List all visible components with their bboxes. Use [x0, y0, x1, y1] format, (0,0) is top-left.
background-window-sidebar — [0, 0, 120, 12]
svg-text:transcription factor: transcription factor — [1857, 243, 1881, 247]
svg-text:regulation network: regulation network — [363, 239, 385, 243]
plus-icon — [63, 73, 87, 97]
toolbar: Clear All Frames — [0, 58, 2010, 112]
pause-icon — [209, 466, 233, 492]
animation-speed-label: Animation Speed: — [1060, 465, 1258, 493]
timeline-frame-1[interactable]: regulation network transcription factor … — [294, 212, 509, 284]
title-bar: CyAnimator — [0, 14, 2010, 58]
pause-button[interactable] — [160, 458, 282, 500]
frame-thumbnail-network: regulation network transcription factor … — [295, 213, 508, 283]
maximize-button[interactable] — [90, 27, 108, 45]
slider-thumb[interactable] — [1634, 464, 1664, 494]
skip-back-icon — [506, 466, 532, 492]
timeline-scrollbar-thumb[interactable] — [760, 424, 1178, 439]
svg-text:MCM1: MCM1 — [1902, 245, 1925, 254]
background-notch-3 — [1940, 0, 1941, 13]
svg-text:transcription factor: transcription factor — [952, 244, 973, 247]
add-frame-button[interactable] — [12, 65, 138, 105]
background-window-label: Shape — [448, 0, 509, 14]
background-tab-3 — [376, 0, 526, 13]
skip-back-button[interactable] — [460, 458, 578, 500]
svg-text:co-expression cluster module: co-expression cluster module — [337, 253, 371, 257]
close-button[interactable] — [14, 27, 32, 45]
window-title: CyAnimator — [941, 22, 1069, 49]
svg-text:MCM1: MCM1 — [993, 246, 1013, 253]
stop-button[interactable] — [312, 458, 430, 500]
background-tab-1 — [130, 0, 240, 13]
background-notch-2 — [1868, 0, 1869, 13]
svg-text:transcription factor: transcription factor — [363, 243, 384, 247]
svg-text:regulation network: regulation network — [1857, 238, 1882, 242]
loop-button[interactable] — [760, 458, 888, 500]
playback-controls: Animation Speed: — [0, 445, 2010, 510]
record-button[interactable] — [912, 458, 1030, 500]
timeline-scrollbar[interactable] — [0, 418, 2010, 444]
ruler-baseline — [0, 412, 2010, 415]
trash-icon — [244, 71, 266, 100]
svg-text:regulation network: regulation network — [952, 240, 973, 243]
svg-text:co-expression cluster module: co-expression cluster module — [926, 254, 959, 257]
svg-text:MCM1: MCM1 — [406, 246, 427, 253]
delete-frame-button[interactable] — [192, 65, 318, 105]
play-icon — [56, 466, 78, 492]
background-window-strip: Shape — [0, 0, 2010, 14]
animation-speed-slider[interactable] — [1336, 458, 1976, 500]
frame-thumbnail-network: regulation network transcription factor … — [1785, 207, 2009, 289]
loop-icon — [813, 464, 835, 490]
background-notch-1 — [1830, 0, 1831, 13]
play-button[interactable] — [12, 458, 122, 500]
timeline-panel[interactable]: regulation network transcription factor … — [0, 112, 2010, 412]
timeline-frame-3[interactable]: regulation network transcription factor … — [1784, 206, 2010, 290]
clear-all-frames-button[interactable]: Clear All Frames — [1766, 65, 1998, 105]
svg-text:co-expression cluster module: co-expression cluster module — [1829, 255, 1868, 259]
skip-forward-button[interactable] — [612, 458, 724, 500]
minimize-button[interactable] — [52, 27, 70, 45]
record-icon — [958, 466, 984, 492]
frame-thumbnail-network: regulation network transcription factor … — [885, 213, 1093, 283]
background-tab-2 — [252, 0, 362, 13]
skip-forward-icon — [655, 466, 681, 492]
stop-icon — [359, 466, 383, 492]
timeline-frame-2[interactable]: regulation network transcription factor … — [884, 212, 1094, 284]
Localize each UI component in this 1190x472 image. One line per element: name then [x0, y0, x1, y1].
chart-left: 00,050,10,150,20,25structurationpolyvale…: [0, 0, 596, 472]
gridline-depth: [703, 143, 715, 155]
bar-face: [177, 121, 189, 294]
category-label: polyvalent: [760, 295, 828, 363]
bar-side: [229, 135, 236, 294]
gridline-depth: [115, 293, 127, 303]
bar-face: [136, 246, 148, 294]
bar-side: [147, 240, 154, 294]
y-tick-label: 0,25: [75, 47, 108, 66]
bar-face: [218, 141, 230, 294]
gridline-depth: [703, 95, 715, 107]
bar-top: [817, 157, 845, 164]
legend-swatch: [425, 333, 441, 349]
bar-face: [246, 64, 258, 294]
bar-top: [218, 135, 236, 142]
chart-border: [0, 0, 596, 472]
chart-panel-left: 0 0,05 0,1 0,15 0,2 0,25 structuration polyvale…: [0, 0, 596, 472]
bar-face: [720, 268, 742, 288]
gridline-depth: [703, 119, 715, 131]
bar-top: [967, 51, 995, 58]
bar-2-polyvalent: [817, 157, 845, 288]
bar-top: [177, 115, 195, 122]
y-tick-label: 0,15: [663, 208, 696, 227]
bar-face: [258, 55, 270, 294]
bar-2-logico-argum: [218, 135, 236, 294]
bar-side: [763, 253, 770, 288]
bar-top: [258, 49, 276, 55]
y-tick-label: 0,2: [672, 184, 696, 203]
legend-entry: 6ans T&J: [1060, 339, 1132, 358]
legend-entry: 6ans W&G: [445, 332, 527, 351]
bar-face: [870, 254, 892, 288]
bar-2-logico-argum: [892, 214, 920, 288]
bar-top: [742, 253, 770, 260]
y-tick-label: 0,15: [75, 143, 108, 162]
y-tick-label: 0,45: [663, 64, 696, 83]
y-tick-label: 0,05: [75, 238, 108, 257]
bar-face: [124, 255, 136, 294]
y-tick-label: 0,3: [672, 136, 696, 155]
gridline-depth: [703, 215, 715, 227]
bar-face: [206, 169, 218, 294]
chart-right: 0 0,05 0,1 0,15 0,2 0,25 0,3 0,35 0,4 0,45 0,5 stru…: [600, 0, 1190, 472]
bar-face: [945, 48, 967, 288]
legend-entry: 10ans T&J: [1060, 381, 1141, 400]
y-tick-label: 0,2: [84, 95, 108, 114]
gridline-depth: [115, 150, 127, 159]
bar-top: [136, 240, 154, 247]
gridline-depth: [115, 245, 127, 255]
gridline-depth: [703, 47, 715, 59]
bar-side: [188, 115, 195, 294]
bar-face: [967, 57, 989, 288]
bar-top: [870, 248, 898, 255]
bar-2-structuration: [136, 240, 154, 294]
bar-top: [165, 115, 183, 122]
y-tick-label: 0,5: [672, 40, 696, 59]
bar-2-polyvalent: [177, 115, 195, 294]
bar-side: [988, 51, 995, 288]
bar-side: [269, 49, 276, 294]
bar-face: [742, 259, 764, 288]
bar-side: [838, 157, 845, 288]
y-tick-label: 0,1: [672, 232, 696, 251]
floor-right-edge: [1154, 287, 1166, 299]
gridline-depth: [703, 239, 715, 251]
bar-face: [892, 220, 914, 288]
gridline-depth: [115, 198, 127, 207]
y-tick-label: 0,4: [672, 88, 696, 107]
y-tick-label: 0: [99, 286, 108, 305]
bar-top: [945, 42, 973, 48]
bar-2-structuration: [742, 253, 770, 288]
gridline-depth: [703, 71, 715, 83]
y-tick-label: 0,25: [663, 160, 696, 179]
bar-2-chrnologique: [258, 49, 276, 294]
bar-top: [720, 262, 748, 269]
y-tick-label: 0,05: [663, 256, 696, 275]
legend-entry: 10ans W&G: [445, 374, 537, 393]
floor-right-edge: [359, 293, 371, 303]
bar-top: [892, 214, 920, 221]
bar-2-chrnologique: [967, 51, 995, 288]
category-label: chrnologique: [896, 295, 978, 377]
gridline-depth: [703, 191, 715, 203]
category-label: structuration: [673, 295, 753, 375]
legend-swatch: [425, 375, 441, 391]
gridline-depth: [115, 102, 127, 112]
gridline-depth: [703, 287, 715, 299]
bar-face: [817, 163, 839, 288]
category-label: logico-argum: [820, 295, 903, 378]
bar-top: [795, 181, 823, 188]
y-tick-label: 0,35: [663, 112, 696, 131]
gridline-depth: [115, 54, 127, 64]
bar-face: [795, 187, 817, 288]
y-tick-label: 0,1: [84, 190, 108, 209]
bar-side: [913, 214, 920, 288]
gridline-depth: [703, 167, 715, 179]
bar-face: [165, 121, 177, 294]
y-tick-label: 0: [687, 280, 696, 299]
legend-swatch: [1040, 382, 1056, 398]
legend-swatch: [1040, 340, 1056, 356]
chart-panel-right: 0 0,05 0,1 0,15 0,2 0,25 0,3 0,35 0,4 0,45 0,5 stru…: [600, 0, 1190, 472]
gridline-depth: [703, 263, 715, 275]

######

Schrijf alles uit de lijst ongewijzigd over, van het begin tot en met de regel waarin "239, 385, 243]" staat.

• Antwoord:
List all visible components with their bboxes. Use [x0, y0, x1, y1] format, (0,0) is top-left.
background-window-sidebar — [0, 0, 120, 12]
svg-text:transcription factor: transcription factor — [1857, 243, 1881, 247]
svg-text:regulation network: regulation network — [363, 239, 385, 243]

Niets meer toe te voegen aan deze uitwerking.